Aim:
Count the lines below that include the word "profile" and write that number alone.

============================================================

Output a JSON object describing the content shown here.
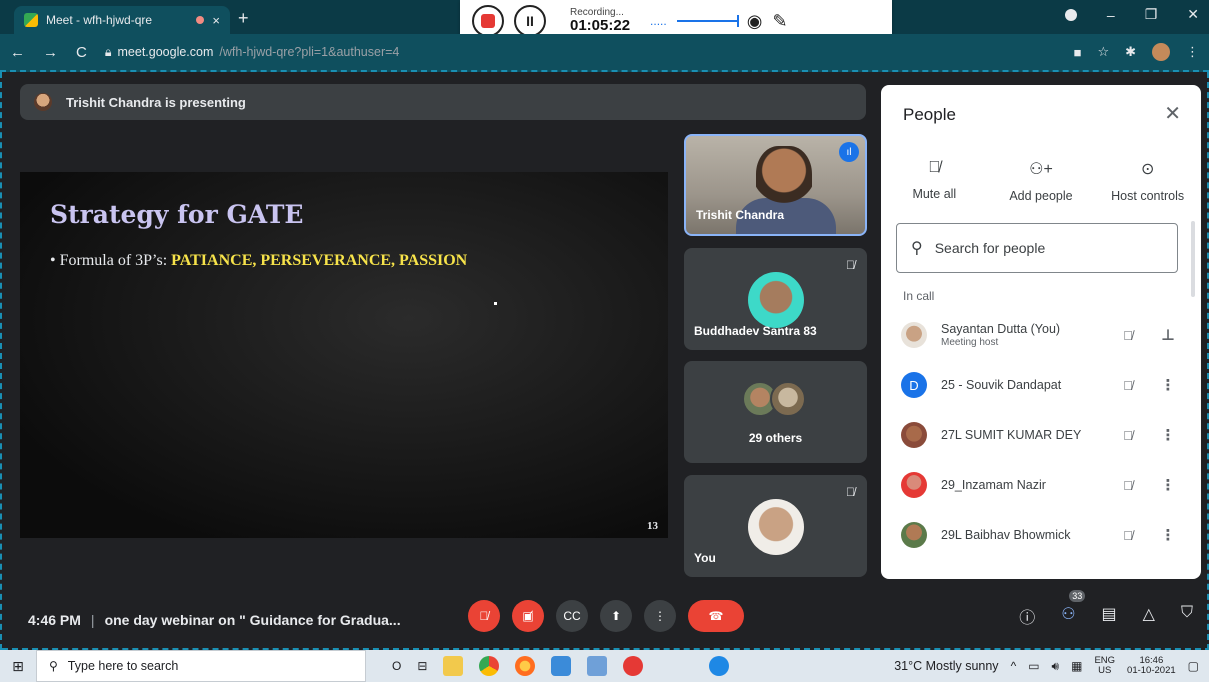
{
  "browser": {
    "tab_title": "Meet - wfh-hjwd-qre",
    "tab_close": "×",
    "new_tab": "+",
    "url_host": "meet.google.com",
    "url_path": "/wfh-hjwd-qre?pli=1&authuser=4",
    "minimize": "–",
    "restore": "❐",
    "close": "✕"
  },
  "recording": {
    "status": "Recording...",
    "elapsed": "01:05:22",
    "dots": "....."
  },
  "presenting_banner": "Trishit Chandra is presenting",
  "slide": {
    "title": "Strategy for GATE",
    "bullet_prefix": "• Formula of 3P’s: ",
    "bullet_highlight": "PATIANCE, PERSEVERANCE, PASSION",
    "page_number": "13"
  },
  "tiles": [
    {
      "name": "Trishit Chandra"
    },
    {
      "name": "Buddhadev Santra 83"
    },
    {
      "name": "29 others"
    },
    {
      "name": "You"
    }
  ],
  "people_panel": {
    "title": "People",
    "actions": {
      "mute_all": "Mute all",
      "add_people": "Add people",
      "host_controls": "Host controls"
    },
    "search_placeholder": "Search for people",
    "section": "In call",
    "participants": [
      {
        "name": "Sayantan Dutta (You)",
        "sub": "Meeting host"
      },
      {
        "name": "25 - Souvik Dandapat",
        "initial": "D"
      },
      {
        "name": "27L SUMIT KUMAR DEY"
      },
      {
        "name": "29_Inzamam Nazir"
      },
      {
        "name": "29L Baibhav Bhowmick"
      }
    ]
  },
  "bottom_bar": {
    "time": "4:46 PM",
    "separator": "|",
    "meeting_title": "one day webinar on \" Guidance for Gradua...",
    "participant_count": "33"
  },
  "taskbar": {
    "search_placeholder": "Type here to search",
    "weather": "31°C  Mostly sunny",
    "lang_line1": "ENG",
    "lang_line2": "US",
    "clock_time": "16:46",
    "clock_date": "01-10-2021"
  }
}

============================================================

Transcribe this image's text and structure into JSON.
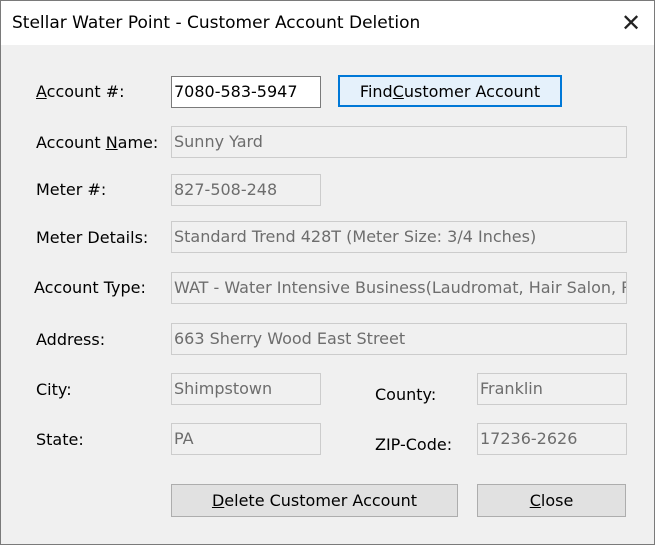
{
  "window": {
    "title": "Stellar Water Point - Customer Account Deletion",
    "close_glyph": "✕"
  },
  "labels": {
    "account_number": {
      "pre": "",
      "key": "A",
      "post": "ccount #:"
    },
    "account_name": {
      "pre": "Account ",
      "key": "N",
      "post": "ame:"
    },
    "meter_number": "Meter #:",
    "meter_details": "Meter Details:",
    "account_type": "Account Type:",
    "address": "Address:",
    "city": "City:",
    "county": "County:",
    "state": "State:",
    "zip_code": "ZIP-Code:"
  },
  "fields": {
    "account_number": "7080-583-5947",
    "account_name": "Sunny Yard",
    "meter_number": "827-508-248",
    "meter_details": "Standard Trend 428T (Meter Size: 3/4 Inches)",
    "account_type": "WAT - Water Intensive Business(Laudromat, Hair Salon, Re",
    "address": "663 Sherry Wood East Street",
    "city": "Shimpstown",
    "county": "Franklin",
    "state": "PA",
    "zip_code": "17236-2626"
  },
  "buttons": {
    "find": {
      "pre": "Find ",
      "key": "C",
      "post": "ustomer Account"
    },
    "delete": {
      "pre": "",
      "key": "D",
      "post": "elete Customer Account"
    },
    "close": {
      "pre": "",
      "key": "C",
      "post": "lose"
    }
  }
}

============================================================

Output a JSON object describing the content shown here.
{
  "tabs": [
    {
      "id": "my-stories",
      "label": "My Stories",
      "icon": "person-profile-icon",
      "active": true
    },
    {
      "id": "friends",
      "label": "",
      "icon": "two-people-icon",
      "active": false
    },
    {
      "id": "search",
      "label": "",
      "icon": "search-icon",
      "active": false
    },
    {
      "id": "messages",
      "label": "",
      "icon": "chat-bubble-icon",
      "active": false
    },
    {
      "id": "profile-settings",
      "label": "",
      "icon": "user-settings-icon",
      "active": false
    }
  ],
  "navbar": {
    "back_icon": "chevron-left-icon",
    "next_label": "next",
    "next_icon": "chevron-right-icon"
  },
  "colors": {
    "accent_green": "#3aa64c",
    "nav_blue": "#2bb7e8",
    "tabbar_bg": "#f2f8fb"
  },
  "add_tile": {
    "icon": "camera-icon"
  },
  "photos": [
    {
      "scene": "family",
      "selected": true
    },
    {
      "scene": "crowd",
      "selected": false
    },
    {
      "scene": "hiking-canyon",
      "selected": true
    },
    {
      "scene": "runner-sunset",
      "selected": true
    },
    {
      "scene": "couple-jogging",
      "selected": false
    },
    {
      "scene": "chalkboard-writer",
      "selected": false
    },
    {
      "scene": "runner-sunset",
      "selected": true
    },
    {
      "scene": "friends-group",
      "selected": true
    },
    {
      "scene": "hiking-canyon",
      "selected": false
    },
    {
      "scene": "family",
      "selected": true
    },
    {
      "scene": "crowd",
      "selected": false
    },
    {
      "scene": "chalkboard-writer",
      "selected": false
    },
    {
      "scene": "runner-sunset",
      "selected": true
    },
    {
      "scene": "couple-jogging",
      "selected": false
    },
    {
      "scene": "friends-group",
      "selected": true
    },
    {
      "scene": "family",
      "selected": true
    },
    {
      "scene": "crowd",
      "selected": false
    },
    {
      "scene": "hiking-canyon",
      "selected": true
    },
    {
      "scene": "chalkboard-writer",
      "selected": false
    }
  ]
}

============================================================

Task result:
2